### Requirements
Select every line holding the word "Klasser" and copy it.

※ ※ ※

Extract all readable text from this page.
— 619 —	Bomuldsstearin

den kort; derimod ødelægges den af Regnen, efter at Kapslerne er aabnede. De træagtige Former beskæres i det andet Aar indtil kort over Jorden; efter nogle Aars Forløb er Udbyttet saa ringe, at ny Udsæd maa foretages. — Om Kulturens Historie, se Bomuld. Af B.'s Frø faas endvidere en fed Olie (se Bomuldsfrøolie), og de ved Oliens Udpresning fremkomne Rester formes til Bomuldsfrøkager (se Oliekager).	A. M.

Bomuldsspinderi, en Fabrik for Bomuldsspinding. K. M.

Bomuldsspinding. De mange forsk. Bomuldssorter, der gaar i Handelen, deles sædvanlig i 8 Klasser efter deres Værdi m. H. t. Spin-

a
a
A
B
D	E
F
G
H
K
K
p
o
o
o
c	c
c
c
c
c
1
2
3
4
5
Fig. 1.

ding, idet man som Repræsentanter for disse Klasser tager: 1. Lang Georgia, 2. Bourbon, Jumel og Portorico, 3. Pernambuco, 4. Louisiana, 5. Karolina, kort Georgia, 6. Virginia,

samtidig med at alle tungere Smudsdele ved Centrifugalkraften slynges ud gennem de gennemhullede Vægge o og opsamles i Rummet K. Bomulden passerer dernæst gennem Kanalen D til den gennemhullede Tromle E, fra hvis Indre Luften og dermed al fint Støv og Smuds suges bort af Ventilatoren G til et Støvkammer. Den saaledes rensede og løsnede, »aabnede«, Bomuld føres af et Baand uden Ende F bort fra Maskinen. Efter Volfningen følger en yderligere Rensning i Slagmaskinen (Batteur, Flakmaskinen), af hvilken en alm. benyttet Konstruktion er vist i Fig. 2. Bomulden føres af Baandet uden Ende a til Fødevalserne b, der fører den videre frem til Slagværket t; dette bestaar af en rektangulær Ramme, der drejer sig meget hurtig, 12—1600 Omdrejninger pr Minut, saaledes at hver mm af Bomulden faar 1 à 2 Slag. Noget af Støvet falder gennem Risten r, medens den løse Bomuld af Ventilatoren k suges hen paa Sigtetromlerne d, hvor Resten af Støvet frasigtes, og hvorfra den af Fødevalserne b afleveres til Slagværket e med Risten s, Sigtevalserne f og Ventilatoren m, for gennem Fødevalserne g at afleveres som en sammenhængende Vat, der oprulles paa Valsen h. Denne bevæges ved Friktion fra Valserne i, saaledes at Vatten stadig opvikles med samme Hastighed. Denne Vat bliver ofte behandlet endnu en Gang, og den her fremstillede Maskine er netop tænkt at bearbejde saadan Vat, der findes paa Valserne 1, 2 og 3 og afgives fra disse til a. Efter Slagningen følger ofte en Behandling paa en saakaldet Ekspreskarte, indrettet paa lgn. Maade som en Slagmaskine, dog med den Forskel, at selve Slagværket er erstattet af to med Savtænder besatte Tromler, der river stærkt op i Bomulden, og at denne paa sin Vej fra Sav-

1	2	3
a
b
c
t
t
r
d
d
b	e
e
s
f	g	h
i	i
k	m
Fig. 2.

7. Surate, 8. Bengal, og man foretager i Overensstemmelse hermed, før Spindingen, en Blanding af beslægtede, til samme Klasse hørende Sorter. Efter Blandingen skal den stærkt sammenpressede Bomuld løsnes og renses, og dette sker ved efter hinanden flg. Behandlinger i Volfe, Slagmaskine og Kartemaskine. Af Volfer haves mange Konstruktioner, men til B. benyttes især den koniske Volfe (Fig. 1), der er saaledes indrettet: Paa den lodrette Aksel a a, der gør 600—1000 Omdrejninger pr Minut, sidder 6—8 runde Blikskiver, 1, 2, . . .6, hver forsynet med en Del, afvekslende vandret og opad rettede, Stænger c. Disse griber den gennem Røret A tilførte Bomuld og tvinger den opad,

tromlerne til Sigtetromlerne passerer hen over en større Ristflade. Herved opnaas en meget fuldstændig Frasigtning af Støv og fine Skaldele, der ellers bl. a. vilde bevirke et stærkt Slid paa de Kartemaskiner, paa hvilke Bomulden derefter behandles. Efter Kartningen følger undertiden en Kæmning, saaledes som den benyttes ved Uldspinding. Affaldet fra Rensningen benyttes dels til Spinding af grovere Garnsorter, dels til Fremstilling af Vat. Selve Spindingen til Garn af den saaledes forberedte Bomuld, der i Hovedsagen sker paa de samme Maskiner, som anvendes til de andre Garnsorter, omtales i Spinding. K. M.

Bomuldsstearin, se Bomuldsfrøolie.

※ ※ ※

### Written answer
Bomuldsspinding. De mange forsk. Bomuldssorter, der gaar i Handelen, deles sædvanlig i 8 Klasser efter deres Værdi m. H. t. Spin-
ding, idet man som Repræsentanter for disse Klasser tager: 1. Lang Georgia, 2. Bourbon, Jumel og Portorico, 3. Pernambuco, 4. Louisiana, 5. Karolina, kort Georgia, 6. Virginia,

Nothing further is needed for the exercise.